BRIEF => Scan the records below. List lines holding "kommun".

LISTING =>
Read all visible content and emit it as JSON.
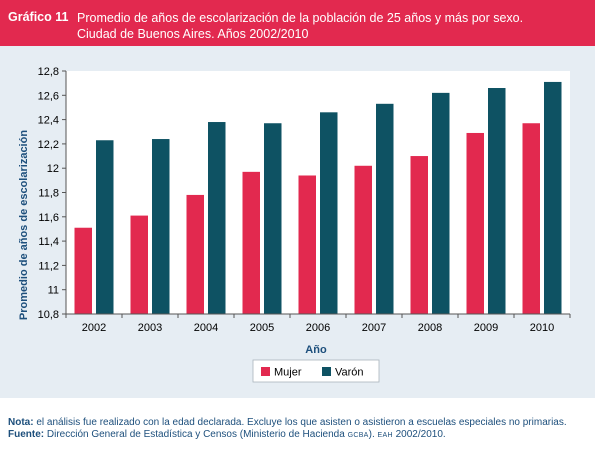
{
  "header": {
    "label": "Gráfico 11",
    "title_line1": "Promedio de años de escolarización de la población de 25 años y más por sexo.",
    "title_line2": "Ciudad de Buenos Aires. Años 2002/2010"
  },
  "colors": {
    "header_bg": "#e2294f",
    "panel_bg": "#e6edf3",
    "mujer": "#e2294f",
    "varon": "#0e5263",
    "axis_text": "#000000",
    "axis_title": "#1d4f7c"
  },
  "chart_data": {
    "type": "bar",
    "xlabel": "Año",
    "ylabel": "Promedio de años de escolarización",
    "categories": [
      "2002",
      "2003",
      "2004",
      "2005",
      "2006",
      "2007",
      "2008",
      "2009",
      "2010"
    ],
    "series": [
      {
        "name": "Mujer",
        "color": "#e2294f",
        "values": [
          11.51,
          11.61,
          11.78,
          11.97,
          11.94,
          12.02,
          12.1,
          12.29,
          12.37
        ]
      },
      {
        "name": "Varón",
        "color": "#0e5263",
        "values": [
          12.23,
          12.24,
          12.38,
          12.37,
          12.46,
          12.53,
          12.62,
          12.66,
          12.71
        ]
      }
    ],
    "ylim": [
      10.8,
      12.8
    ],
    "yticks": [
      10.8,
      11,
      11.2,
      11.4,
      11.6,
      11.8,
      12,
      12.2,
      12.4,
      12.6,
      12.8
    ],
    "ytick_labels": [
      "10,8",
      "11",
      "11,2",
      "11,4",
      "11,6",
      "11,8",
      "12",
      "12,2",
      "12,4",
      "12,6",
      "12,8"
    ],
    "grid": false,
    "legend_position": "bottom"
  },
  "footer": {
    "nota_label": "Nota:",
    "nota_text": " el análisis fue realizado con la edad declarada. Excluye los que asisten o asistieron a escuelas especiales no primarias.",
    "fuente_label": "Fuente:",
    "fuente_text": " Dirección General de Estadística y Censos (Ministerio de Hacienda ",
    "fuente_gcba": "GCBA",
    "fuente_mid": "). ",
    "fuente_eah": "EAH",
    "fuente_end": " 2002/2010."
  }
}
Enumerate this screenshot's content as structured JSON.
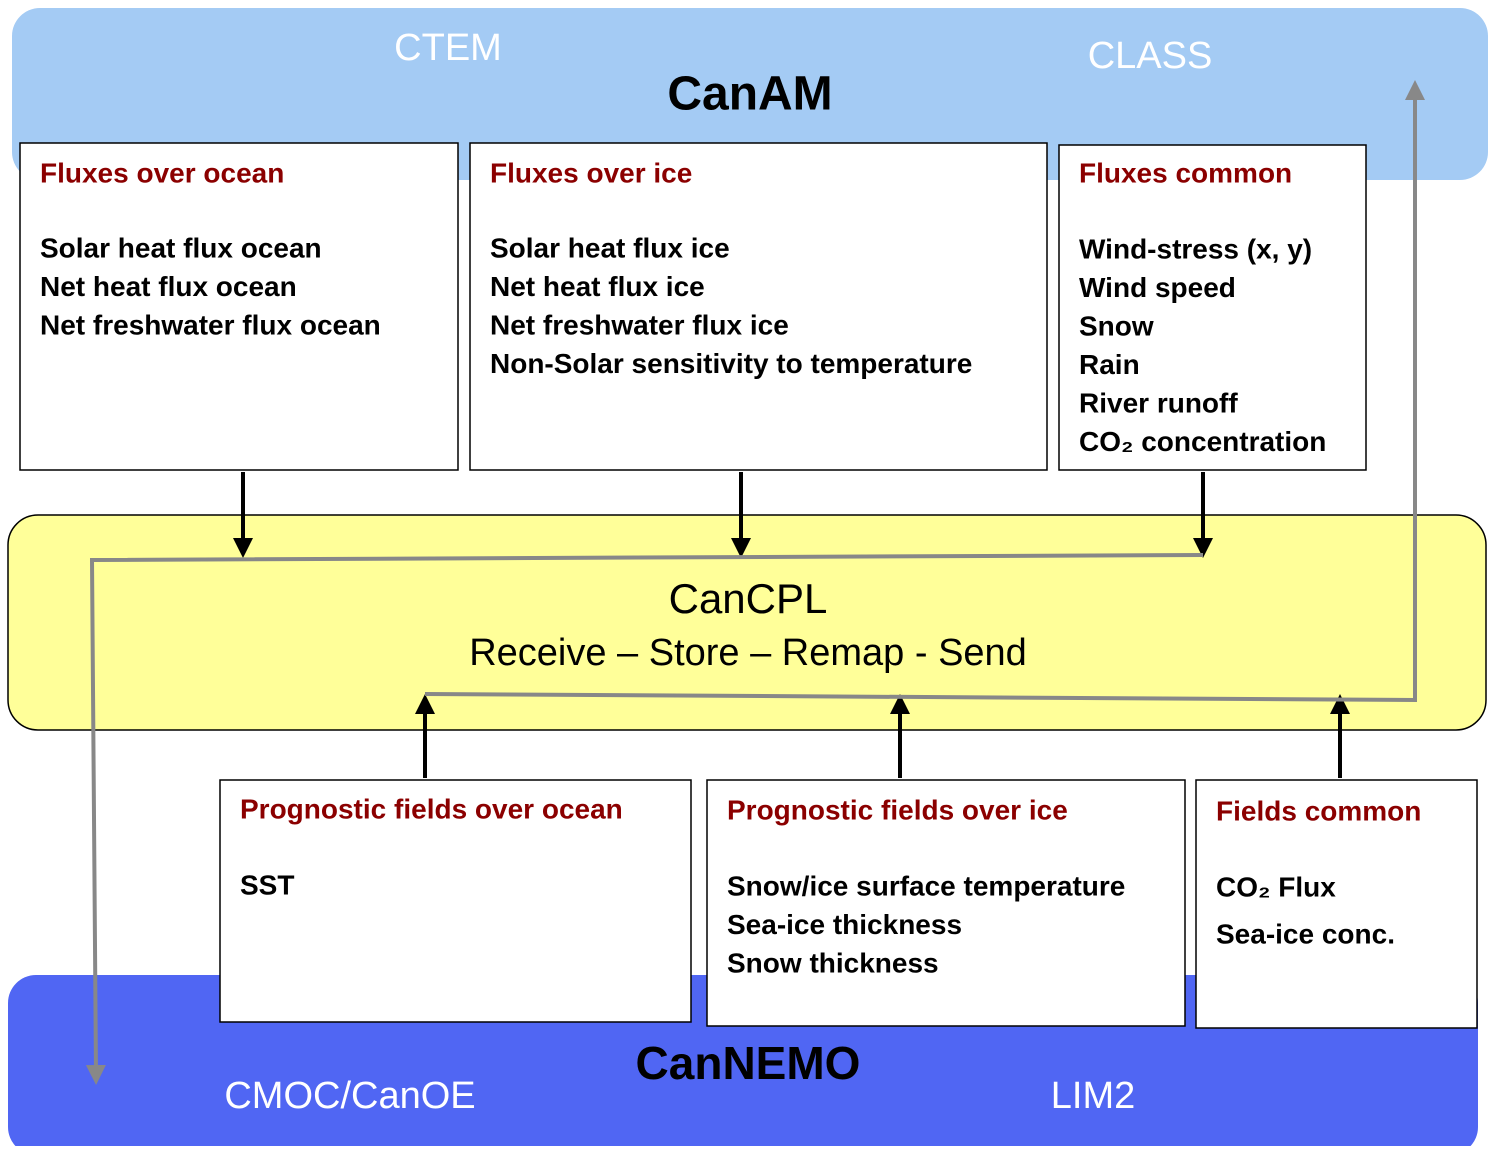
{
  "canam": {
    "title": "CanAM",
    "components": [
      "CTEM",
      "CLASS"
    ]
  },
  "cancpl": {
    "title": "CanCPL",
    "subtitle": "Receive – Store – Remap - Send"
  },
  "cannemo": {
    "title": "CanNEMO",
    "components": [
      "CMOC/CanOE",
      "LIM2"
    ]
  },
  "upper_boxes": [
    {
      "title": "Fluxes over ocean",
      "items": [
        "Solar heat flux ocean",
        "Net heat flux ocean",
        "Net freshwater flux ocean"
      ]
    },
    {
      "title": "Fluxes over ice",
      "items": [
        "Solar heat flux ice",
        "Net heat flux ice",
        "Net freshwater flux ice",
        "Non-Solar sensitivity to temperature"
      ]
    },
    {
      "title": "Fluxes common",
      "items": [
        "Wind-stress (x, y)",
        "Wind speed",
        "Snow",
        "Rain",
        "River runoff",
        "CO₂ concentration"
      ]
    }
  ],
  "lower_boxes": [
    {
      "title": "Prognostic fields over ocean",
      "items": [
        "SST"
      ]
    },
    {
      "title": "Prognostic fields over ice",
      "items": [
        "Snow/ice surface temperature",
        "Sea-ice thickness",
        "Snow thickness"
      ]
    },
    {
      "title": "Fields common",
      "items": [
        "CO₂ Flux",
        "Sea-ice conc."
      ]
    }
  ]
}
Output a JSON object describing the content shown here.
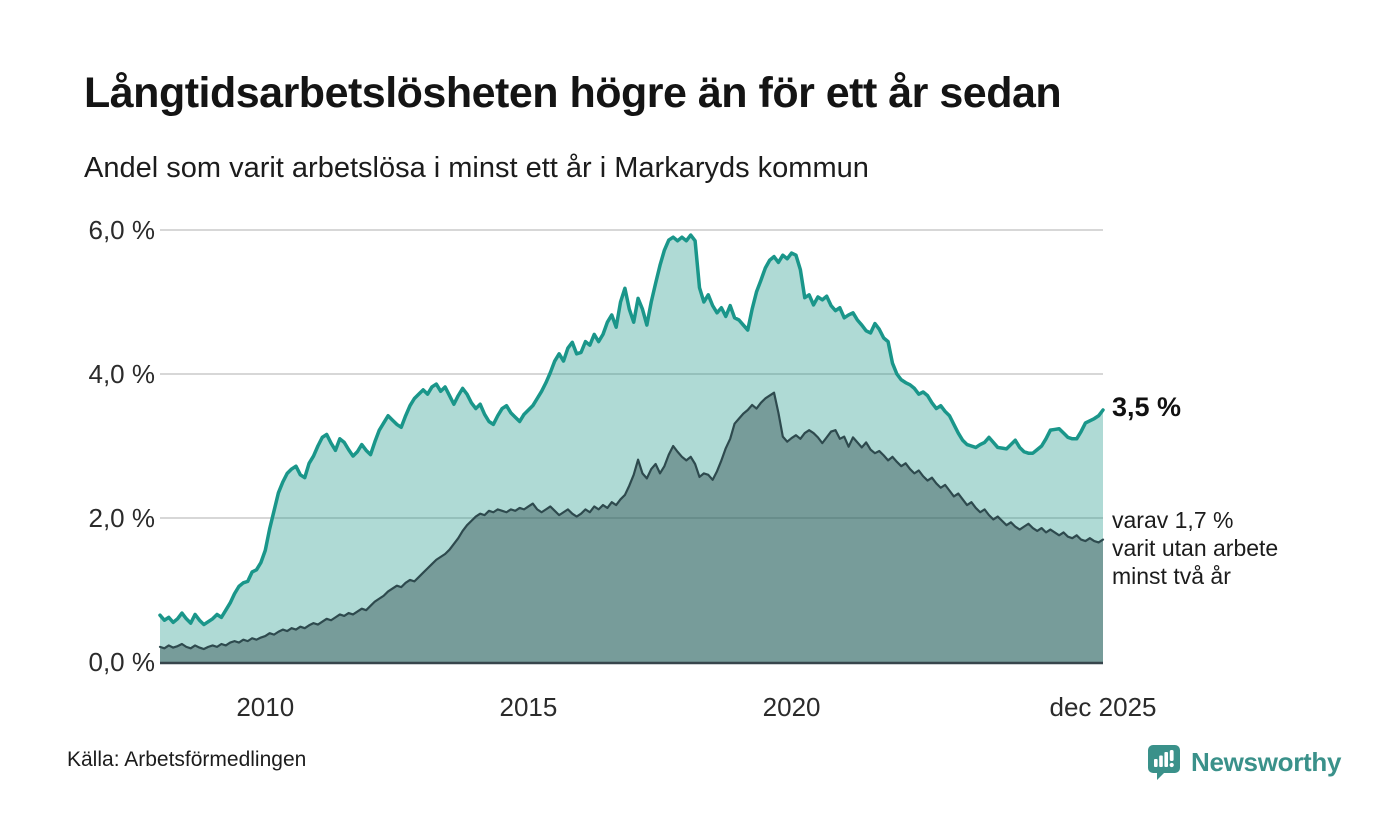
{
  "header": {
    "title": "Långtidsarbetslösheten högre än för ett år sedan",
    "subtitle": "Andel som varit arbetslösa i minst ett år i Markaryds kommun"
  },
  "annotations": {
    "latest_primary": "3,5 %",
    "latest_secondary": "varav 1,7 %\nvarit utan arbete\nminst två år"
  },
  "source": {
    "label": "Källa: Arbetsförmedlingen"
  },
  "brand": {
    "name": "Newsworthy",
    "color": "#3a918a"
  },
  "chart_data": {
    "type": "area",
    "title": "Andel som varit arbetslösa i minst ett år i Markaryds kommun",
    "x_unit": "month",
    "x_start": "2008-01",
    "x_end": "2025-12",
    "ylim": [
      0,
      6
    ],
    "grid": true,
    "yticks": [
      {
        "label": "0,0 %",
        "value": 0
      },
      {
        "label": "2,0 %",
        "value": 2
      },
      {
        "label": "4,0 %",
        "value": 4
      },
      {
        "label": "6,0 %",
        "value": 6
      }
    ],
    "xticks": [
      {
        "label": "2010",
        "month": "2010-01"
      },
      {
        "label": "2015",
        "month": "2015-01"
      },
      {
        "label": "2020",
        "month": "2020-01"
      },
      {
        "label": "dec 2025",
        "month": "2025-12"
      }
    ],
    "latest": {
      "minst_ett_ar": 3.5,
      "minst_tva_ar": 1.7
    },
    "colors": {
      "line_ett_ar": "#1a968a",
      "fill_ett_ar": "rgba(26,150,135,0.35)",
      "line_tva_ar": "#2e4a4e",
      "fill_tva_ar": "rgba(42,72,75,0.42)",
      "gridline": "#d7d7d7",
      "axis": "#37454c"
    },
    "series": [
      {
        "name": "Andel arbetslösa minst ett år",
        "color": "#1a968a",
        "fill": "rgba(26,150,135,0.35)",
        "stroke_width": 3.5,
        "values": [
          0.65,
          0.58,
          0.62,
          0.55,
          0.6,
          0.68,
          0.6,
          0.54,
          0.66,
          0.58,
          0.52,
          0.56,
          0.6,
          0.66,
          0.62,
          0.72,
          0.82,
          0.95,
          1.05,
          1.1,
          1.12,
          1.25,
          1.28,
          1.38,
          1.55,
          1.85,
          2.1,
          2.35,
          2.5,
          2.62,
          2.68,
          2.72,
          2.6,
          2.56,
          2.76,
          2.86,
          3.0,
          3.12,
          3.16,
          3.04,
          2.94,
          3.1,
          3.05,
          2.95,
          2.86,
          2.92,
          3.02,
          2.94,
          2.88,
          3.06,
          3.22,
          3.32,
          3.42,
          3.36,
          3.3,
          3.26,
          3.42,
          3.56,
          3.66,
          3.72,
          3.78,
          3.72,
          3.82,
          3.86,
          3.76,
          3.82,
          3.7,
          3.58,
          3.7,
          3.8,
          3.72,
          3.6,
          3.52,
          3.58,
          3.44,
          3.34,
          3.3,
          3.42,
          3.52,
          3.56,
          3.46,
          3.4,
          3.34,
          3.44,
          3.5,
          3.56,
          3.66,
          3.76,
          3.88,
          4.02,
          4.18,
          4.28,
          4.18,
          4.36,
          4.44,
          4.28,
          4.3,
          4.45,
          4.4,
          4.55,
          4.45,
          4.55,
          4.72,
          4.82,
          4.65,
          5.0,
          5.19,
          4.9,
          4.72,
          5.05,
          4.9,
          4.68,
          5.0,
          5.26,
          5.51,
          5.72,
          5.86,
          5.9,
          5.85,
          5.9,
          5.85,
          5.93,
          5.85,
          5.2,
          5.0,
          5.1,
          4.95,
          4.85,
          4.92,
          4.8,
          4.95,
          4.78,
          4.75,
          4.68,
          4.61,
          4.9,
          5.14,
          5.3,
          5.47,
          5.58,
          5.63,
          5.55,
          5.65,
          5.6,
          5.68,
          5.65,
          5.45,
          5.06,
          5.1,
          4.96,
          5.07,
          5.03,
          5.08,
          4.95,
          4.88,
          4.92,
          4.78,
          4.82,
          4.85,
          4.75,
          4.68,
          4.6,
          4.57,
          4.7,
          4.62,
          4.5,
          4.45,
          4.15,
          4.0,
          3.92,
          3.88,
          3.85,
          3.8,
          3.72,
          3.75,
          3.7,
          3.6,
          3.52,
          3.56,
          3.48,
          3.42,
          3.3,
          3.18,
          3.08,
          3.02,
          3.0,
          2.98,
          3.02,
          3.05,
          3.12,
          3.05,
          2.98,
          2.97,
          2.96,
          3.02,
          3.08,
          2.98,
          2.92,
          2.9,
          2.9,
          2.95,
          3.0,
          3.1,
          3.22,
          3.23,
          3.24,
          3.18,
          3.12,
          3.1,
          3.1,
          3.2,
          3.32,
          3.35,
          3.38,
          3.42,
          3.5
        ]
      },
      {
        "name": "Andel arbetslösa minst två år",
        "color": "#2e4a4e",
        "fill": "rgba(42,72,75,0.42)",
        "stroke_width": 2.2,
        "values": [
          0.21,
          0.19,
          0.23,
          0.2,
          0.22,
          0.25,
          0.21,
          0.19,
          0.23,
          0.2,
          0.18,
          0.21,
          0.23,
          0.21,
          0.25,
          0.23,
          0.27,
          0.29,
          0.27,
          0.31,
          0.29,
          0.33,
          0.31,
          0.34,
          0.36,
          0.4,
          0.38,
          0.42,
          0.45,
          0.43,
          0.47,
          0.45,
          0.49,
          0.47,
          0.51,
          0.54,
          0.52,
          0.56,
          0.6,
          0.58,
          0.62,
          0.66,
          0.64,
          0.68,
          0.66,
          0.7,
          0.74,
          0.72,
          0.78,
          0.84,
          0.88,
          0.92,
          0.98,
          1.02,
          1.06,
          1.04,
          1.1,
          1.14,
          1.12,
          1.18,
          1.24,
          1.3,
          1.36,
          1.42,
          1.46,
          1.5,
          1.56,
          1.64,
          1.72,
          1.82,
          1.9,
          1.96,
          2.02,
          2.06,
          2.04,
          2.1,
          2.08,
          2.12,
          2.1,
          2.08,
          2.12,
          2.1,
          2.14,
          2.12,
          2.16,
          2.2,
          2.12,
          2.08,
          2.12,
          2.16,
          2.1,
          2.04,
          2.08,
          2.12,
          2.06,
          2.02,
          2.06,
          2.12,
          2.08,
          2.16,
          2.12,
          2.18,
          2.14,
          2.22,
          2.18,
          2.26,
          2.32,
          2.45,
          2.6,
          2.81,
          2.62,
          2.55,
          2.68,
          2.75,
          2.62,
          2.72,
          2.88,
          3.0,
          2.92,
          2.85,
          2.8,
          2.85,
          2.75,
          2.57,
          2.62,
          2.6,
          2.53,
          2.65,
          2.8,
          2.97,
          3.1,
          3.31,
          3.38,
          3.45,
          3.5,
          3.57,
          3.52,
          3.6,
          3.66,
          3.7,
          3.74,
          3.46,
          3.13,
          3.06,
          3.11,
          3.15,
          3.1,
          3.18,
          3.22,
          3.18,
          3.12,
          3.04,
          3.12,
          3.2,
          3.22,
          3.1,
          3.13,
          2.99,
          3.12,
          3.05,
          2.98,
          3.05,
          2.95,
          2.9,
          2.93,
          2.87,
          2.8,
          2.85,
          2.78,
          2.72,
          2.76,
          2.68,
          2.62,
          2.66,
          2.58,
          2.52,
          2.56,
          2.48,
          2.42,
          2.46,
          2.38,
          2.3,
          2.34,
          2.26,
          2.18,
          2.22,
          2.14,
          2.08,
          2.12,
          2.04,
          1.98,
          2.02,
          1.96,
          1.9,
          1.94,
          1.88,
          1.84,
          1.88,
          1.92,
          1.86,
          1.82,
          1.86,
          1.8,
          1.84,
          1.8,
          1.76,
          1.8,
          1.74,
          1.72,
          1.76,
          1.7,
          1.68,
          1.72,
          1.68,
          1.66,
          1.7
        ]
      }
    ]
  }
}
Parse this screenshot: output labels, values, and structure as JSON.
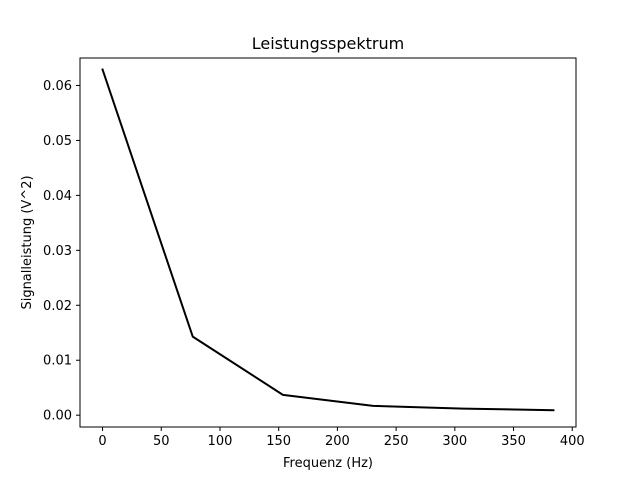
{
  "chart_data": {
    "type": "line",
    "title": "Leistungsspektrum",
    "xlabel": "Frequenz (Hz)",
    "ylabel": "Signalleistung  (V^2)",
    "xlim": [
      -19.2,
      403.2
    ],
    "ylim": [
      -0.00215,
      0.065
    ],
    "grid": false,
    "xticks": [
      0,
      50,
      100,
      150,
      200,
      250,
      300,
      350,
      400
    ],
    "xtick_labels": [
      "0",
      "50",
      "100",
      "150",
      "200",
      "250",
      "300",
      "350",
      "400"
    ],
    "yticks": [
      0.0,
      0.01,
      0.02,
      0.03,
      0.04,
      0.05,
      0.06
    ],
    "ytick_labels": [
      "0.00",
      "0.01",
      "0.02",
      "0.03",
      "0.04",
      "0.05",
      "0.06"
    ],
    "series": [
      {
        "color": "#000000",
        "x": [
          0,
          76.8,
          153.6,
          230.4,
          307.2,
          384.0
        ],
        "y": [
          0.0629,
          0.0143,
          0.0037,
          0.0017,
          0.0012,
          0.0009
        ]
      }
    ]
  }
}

ANSWER TO THIS TASK =>
    "subtitle": "Andel som varit arbetslösa i minst ett år i Markaryds kommun"
    "title": "Andel som varit arbetslösa i minst ett år i Markaryds kommun",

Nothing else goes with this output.